### Exercise aim
Return all lines from the listing below in which the string "Controles" occurs.

### Available records
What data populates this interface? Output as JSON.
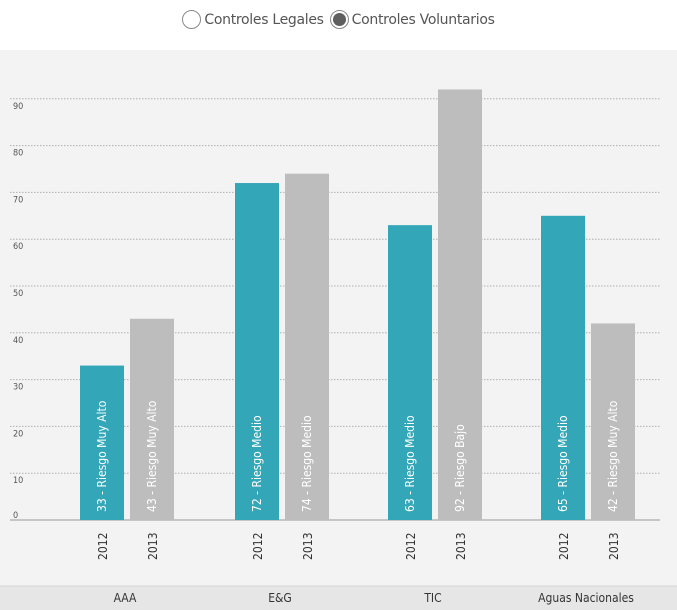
{
  "toggle": {
    "options": [
      {
        "label": "Controles Legales",
        "selected": false
      },
      {
        "label": "Controles Voluntarios",
        "selected": true
      }
    ]
  },
  "chart_data": {
    "type": "bar",
    "categories": [
      "AAA",
      "E&G",
      "TIC",
      "Aguas Nacionales"
    ],
    "sub_categories": [
      "2012",
      "2013"
    ],
    "series": [
      {
        "values": [
          33,
          72,
          63,
          65
        ],
        "labels": [
          "33 - Riesgo Muy Alto",
          "72 - Riesgo Medio",
          "63 - Riesgo Medio",
          "65 - Riesgo Medio"
        ],
        "color": "#33a6b8"
      },
      {
        "values": [
          43,
          74,
          92,
          42
        ],
        "labels": [
          "43 - Riesgo Muy Alto",
          "74 - Riesgo Medio",
          "92 - Riesgo Bajo",
          "42 - Riesgo Muy Alto"
        ],
        "color": "#bdbdbd"
      }
    ],
    "yticks": [
      0,
      10,
      20,
      30,
      40,
      50,
      60,
      70,
      80,
      90
    ],
    "ylim": [
      0,
      95
    ],
    "grid": true,
    "colors": {
      "grid": "#b0b0b0",
      "panel": "#f3f3f3",
      "category_band": "#e6e6e6"
    }
  }
}
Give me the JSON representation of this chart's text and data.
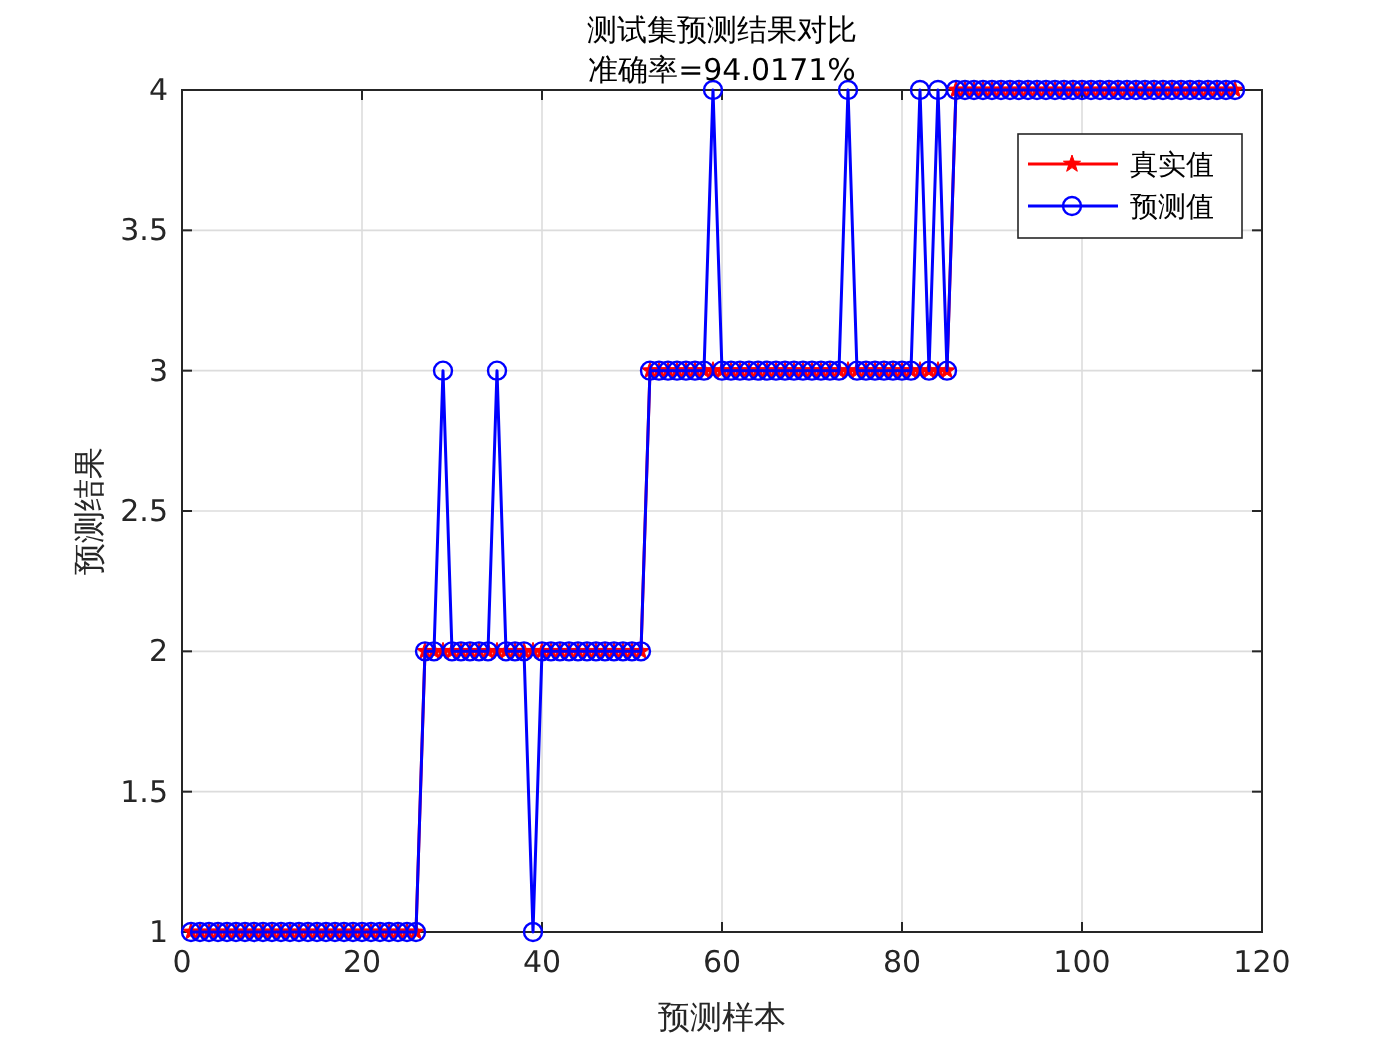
{
  "chart_data": {
    "type": "line",
    "title": "测试集预测结果对比",
    "subtitle": "准确率=94.0171%",
    "xlabel": "预测样本",
    "ylabel": "预测结果",
    "x": [
      1,
      2,
      3,
      4,
      5,
      6,
      7,
      8,
      9,
      10,
      11,
      12,
      13,
      14,
      15,
      16,
      17,
      18,
      19,
      20,
      21,
      22,
      23,
      24,
      25,
      26,
      27,
      28,
      29,
      30,
      31,
      32,
      33,
      34,
      35,
      36,
      37,
      38,
      39,
      40,
      41,
      42,
      43,
      44,
      45,
      46,
      47,
      48,
      49,
      50,
      51,
      52,
      53,
      54,
      55,
      56,
      57,
      58,
      59,
      60,
      61,
      62,
      63,
      64,
      65,
      66,
      67,
      68,
      69,
      70,
      71,
      72,
      73,
      74,
      75,
      76,
      77,
      78,
      79,
      80,
      81,
      82,
      83,
      84,
      85,
      86,
      87,
      88,
      89,
      90,
      91,
      92,
      93,
      94,
      95,
      96,
      97,
      98,
      99,
      100,
      101,
      102,
      103,
      104,
      105,
      106,
      107,
      108,
      109,
      110,
      111,
      112,
      113,
      114,
      115,
      116,
      117
    ],
    "series": [
      {
        "name": "真实值",
        "color": "#ff0000",
        "marker": "star",
        "values": [
          1,
          1,
          1,
          1,
          1,
          1,
          1,
          1,
          1,
          1,
          1,
          1,
          1,
          1,
          1,
          1,
          1,
          1,
          1,
          1,
          1,
          1,
          1,
          1,
          1,
          1,
          2,
          2,
          2,
          2,
          2,
          2,
          2,
          2,
          2,
          2,
          2,
          2,
          2,
          2,
          2,
          2,
          2,
          2,
          2,
          2,
          2,
          2,
          2,
          2,
          2,
          3,
          3,
          3,
          3,
          3,
          3,
          3,
          3,
          3,
          3,
          3,
          3,
          3,
          3,
          3,
          3,
          3,
          3,
          3,
          3,
          3,
          3,
          3,
          3,
          3,
          3,
          3,
          3,
          3,
          3,
          3,
          3,
          3,
          3,
          4,
          4,
          4,
          4,
          4,
          4,
          4,
          4,
          4,
          4,
          4,
          4,
          4,
          4,
          4,
          4,
          4,
          4,
          4,
          4,
          4,
          4,
          4,
          4,
          4,
          4,
          4,
          4,
          4,
          4,
          4,
          4
        ]
      },
      {
        "name": "预测值",
        "color": "#0000ff",
        "marker": "circle",
        "values": [
          1,
          1,
          1,
          1,
          1,
          1,
          1,
          1,
          1,
          1,
          1,
          1,
          1,
          1,
          1,
          1,
          1,
          1,
          1,
          1,
          1,
          1,
          1,
          1,
          1,
          1,
          2,
          2,
          3,
          2,
          2,
          2,
          2,
          2,
          3,
          2,
          2,
          2,
          1,
          2,
          2,
          2,
          2,
          2,
          2,
          2,
          2,
          2,
          2,
          2,
          2,
          3,
          3,
          3,
          3,
          3,
          3,
          3,
          4,
          3,
          3,
          3,
          3,
          3,
          3,
          3,
          3,
          3,
          3,
          3,
          3,
          3,
          3,
          4,
          3,
          3,
          3,
          3,
          3,
          3,
          3,
          4,
          3,
          4,
          3,
          4,
          4,
          4,
          4,
          4,
          4,
          4,
          4,
          4,
          4,
          4,
          4,
          4,
          4,
          4,
          4,
          4,
          4,
          4,
          4,
          4,
          4,
          4,
          4,
          4,
          4,
          4,
          4,
          4,
          4,
          4,
          4
        ]
      }
    ],
    "xlim": [
      0,
      120
    ],
    "xticks": [
      0,
      20,
      40,
      60,
      80,
      100,
      120
    ],
    "ylim": [
      1,
      4
    ],
    "yticks": [
      1,
      1.5,
      2,
      2.5,
      3,
      3.5,
      4
    ],
    "grid": true,
    "legend": "top right",
    "line_style": "solid"
  }
}
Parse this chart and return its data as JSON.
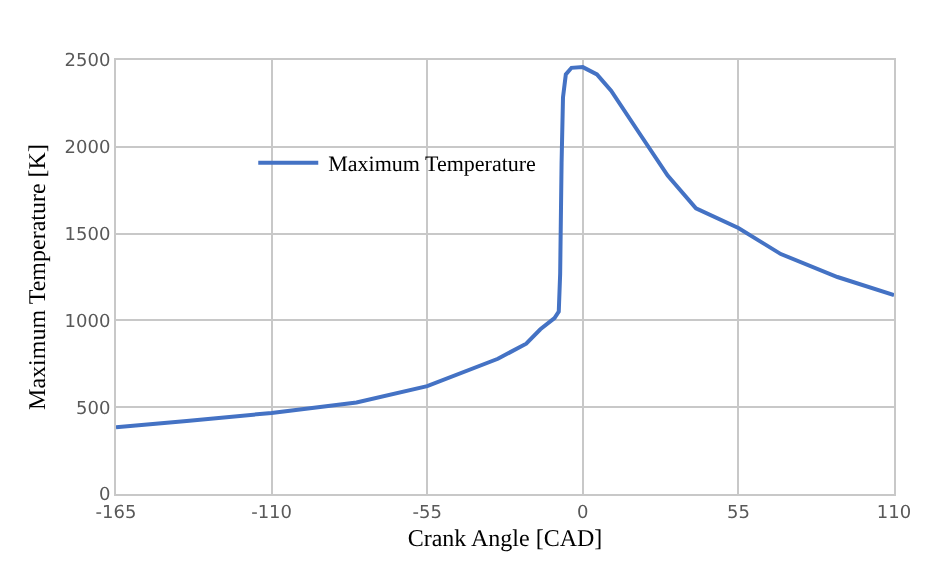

### Task response
        "label": "Controles Legales",
        "label": "Controles Voluntarios",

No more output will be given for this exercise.